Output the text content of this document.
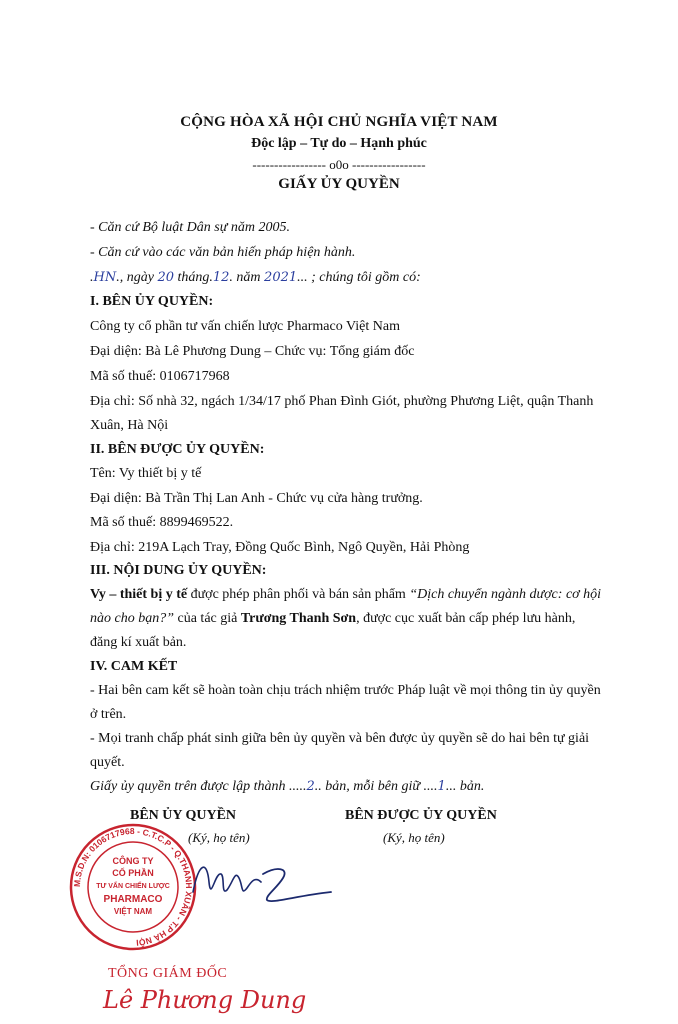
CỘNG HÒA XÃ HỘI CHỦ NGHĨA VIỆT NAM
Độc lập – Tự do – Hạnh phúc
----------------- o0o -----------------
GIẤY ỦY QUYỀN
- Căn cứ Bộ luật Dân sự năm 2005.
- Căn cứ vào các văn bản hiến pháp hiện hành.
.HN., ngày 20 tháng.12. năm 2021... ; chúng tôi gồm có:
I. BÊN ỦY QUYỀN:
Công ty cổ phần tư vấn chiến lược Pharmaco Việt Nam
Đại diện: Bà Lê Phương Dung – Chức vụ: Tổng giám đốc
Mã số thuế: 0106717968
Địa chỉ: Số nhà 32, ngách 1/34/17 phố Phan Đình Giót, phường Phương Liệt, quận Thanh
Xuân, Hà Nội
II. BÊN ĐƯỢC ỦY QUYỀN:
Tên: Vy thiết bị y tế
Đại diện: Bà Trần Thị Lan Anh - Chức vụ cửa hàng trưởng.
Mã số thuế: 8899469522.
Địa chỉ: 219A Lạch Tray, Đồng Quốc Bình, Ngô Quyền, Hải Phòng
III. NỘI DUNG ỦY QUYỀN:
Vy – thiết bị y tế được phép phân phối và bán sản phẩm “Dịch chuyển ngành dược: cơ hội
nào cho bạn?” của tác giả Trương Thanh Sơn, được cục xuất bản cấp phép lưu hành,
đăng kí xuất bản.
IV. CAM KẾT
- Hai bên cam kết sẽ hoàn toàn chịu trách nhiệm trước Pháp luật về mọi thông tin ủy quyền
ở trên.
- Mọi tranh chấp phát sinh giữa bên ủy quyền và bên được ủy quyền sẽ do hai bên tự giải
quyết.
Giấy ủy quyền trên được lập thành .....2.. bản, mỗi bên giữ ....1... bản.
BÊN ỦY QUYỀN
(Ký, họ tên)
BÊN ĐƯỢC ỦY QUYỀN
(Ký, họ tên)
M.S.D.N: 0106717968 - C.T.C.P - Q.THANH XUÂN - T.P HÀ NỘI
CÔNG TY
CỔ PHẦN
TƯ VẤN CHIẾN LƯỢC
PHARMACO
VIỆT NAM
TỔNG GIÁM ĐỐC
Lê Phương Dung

- - - - -

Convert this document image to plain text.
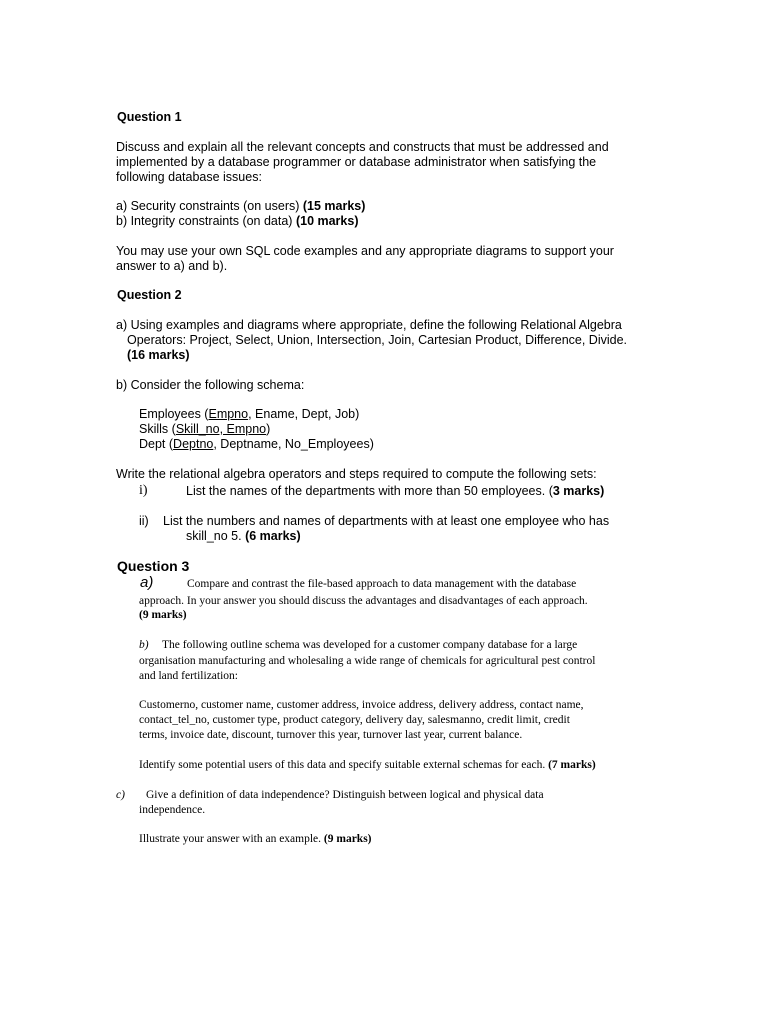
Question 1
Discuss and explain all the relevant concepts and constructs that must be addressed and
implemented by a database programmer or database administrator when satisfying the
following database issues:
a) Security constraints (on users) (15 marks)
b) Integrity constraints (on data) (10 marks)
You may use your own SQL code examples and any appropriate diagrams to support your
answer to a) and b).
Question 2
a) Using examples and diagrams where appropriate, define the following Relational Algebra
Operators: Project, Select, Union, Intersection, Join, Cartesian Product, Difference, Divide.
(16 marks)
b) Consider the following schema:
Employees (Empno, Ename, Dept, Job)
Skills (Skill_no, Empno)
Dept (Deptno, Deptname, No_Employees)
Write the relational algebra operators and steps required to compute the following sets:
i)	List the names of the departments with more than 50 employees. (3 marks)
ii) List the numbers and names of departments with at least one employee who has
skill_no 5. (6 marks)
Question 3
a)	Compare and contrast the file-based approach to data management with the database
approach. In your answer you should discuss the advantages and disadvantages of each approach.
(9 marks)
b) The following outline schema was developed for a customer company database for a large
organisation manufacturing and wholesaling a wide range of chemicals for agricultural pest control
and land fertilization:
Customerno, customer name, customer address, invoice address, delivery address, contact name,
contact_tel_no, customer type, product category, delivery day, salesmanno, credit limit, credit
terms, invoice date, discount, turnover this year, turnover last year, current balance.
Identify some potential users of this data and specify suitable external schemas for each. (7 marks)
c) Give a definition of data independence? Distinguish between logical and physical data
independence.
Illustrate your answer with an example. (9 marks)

- - - - -

■ Problem requirements
Collect each line of the entries that has the word "document", copying it in full.

■ Task solution
Output the text content of this document.
Convert this document image to plain text.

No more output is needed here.